§ Directions for this task
Retype the listing that follows, exactly as written.

§ Entries provided
#####

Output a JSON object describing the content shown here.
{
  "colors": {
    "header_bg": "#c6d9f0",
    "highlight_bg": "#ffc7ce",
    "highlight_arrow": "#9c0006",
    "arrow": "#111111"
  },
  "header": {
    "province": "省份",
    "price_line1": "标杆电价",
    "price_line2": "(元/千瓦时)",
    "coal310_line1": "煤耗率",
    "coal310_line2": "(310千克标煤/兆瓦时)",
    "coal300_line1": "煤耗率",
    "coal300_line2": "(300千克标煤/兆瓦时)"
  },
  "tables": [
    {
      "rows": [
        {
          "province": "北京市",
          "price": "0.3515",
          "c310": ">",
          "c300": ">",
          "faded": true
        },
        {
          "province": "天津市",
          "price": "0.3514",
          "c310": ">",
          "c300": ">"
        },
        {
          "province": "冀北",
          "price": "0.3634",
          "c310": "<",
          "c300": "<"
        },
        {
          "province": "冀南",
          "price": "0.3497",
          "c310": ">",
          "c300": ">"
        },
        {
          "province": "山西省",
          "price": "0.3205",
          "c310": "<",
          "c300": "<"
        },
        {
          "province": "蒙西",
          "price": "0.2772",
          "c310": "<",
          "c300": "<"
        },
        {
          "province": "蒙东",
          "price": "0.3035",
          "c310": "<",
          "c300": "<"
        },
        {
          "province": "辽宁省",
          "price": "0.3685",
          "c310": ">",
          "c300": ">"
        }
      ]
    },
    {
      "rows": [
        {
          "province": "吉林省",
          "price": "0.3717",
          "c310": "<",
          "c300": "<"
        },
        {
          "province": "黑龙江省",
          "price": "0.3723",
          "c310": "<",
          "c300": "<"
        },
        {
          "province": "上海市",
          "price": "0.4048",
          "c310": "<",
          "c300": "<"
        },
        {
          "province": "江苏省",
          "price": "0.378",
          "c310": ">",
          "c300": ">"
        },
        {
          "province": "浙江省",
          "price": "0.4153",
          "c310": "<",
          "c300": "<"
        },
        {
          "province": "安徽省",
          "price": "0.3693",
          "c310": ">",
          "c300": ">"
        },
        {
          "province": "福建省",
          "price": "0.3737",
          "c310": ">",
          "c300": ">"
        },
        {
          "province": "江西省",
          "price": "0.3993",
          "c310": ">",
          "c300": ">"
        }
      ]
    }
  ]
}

#####

§ Solved exercise
Output a JSON object describing the content shown here.
{
  "colors": {
    "header_bg": "#c6d9f0",
    "highlight_bg": "#ffc7ce",
    "highlight_arrow": "#9c0006",
    "arrow": "#111111"
  },
  "header": {
    "province": "省份",
    "price_line1": "标杆电价",
    "price_line2": "(元/千瓦时)",
    "coal310_line1": "煤耗率",
    "coal310_line2": "(310千克标煤/兆瓦时)",
    "coal300_line1": "煤耗率",
    "coal300_line2": "(300千克标煤/兆瓦时)"
  },
  "tables": [
    {
      "rows": [
        {
          "province": "北京市",
          "price": "0.3515",
          "c310": ">",
          "c300": ">",
          "faded": true
        },
        {
          "province": "天津市",
          "price": "0.3514",
          "c310": ">",
          "c300": ">"
        },
        {
          "province": "冀北",
          "price": "0.3634",
          "c310": "<",
          "c300": "<"
        },
        {
          "province": "冀南",
          "price": "0.3497",
          "c310": ">",
          "c300": ">"
        },
        {
          "province": "山西省",
          "price": "0.3205",
          "c310": "<",
          "c300": "<"
        },
        {
          "province": "蒙西",
          "price": "0.2772",
          "c310": "<",
          "c300": "<"
        },
        {
          "province": "蒙东",
          "price": "0.3035",
          "c310": "<",
          "c300": "<"
        },
        {
          "province": "辽宁省",
          "price": "0.3685",
          "c310": ">",
          "c300": ">"
        }
      ]
    },
    {
      "rows": [
        {
          "province": "吉林省",
          "price": "0.3717",
          "c310": "<",
          "c300": "<"
        },
        {
          "province": "黑龙江省",
          "price": "0.3723",
          "c310": "<",
          "c300": "<"
        },
        {
          "province": "上海市",
          "price": "0.4048",
          "c310": "<",
          "c300": "<"
        },
        {
          "province": "江苏省",
          "price": "0.378",
          "c310": ">",
          "c300": ">"
        },
        {
          "province": "浙江省",
          "price": "0.4153",
          "c310": "<",
          "c300": "<"
        },
        {
          "province": "安徽省",
          "price": "0.3693",
          "c310": ">",
          "c300": ">"
        },
        {
          "province": "福建省",
          "price": "0.3737",
          "c310": ">",
          "c300": ">"
        },
        {
          "province": "江西省",
          "price": "0.3993",
          "c310": ">",
          "c300": ">"
        }
      ]
    }
  ]
}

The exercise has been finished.